Dataset entries on figures:
>> start

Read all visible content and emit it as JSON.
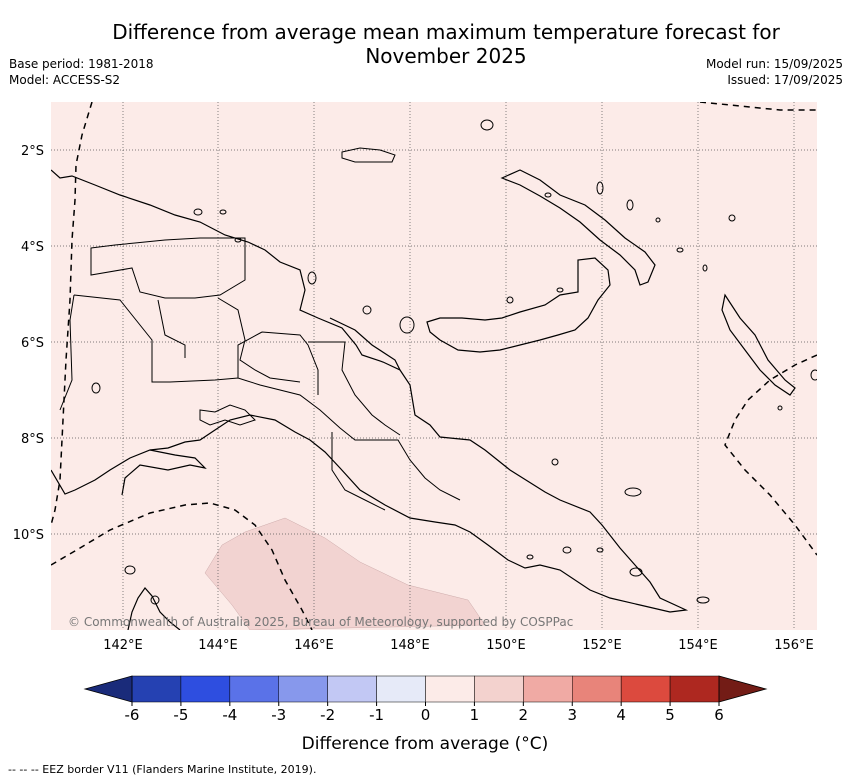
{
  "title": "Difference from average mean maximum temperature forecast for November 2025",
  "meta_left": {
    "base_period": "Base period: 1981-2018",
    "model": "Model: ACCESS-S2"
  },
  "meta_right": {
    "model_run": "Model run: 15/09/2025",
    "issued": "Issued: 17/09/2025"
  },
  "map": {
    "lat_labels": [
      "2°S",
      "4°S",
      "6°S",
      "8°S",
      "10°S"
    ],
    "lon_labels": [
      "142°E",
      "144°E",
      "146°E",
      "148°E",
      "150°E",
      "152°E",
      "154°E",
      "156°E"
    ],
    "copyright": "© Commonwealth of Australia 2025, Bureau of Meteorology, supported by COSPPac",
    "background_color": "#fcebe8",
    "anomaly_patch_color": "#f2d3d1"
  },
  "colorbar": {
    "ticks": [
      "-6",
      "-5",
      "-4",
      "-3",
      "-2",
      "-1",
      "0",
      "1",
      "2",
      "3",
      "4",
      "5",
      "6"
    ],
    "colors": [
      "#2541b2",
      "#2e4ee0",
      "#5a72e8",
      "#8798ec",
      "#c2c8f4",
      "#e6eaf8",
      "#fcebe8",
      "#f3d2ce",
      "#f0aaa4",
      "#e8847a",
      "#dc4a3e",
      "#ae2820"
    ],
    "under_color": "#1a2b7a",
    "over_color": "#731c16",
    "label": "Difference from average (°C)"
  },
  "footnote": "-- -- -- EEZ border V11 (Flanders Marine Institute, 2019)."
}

>> end
>> start

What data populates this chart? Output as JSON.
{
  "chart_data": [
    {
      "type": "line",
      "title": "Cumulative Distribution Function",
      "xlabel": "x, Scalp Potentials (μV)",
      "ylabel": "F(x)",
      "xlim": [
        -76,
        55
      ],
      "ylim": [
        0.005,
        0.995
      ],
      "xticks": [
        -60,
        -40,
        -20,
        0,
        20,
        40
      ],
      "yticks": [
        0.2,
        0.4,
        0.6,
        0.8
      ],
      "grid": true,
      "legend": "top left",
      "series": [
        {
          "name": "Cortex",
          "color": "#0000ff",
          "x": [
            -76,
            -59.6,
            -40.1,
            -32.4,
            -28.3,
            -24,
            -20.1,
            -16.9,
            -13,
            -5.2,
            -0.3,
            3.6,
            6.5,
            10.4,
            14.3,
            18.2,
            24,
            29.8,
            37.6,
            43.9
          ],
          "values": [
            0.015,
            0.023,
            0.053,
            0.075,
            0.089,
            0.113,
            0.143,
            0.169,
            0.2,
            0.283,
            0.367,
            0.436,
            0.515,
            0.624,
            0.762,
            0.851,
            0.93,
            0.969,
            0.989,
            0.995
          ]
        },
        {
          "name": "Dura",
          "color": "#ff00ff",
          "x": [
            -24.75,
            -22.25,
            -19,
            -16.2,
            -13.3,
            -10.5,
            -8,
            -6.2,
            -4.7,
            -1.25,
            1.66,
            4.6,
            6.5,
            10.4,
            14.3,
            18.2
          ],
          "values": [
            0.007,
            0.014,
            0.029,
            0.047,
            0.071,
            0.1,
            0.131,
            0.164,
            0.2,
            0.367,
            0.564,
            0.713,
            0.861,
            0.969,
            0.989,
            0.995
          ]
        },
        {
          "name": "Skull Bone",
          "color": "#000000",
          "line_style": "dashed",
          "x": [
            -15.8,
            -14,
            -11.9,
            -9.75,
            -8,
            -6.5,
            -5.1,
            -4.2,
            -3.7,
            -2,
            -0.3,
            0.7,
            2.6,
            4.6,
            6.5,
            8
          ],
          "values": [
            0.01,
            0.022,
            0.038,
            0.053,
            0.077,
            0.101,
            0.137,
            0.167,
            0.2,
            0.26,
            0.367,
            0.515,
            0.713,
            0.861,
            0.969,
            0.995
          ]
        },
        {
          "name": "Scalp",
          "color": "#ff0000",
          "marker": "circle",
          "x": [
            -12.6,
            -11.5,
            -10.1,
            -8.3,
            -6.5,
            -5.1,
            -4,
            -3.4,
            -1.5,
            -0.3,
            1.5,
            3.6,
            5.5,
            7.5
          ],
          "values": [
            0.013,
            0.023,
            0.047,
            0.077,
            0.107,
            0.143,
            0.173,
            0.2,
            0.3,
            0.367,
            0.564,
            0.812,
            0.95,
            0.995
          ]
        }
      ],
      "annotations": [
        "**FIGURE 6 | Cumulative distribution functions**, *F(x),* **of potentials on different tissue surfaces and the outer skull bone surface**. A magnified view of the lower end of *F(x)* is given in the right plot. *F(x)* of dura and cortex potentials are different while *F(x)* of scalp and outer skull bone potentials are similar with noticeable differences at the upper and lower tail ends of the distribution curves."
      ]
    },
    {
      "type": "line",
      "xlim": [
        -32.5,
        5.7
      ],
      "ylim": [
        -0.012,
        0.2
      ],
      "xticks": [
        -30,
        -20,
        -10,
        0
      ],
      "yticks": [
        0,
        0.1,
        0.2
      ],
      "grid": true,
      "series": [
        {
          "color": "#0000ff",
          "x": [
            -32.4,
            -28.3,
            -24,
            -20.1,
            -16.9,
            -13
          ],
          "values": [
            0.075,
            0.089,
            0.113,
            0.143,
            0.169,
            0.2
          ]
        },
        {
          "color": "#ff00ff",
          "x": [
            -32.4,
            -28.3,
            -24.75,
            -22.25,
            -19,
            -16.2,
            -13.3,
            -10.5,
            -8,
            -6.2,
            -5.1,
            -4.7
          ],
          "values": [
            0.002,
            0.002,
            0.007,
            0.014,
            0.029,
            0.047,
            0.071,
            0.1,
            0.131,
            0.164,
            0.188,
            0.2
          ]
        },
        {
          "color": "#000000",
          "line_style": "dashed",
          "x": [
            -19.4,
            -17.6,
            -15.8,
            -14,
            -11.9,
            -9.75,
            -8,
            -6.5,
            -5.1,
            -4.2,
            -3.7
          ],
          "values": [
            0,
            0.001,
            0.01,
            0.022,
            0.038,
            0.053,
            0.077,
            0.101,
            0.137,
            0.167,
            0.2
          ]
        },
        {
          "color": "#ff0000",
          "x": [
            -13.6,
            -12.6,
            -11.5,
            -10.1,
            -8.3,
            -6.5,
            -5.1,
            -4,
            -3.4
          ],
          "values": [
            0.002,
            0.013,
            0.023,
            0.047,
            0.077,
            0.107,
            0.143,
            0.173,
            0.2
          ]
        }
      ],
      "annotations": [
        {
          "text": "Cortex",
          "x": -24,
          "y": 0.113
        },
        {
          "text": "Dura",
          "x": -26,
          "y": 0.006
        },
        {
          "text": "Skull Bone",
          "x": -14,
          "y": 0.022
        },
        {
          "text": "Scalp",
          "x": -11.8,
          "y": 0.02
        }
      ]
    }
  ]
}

>> end
>> start

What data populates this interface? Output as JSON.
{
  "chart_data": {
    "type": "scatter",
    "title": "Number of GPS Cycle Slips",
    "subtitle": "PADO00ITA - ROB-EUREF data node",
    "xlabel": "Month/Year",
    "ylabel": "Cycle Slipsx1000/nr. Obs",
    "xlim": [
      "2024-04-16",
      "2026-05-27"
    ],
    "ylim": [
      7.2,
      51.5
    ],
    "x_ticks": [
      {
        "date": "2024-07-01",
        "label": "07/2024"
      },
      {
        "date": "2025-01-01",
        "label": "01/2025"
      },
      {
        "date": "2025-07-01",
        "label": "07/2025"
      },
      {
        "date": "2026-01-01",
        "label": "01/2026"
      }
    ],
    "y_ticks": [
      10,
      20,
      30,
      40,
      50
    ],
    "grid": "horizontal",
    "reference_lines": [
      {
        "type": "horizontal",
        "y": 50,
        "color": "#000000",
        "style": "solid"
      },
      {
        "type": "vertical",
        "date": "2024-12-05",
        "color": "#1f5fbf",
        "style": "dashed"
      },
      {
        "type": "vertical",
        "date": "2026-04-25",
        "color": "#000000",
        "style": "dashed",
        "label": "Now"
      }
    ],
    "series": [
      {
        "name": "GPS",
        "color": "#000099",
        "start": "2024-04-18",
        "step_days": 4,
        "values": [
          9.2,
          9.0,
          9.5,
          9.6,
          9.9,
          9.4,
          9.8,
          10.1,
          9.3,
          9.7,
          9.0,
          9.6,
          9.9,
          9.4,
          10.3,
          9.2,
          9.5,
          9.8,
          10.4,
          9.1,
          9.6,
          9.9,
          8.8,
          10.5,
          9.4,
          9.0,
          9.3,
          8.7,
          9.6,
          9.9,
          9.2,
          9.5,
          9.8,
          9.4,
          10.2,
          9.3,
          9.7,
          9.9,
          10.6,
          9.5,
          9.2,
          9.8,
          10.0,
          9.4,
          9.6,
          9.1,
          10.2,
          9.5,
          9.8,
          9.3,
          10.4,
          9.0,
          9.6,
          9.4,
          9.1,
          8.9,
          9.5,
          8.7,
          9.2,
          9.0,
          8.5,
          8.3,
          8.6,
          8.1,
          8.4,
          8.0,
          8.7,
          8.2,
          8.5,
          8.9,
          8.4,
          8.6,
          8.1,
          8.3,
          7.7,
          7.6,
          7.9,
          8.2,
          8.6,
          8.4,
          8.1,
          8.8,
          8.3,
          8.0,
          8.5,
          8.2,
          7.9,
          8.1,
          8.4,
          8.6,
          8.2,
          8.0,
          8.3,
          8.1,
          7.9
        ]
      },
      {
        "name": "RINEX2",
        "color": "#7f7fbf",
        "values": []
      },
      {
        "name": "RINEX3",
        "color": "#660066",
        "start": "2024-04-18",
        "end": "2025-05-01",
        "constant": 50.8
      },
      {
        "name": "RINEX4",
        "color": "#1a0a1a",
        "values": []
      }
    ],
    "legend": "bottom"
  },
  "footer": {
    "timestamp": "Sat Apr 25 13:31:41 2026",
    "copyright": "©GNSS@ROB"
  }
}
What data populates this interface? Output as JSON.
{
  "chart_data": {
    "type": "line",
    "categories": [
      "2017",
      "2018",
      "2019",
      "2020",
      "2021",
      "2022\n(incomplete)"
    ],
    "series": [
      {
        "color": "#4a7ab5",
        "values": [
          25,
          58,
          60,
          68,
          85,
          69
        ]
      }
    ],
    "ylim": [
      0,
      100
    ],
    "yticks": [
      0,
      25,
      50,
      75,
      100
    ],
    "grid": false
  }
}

>> end

**TO BE DONE:**
Your reply is one number: how many lines of the records above contain the word "average".

**CORRECT OUTPUT:**
2